━━━━━ Extract provided

When the high load starts, I am seeing a ton of wakeups in our main epoll loop, that all have event flag 0x8
set -- that's select.EPOLLERR
. The events are all for tunnels associated with the misbehaving client.

━━━━━━━━━━
━━━━━ Data shown

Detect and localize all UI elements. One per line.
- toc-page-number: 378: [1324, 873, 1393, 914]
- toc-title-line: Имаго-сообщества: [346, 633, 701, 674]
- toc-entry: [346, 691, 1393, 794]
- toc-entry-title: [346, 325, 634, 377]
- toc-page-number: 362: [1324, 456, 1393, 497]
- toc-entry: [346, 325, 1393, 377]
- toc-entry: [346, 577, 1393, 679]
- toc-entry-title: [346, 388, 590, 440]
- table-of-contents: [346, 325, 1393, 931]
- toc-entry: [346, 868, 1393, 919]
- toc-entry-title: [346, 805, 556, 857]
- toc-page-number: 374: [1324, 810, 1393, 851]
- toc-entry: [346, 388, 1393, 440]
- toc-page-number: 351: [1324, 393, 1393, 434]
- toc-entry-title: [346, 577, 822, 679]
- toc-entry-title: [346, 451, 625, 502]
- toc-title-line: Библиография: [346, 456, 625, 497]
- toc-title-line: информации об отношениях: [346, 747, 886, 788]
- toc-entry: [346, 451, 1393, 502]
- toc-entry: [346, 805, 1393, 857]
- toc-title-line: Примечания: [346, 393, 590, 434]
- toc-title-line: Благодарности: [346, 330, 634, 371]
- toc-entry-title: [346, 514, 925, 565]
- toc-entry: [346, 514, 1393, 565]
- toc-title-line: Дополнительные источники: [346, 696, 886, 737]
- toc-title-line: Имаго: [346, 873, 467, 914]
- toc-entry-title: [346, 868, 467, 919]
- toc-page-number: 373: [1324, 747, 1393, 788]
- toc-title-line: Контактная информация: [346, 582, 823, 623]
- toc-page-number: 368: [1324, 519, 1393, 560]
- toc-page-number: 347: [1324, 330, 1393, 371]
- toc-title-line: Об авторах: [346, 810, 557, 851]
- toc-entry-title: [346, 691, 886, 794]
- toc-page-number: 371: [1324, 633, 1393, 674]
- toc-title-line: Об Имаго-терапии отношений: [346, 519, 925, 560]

━━━━━━━━━━

◆ Action item: List every detail the forum excerpt states about the wakeups in the main epoll loop. Rely on the forum excerpt alone and nothing else.

◆ Solution to the problem:
- They appear when the high load starts.
- There are a great many of them ("a ton").
- They all have event flag 0x8 set, which is select.EPOLLERR.
- The events are all for tunnels associated with the misbehaving client.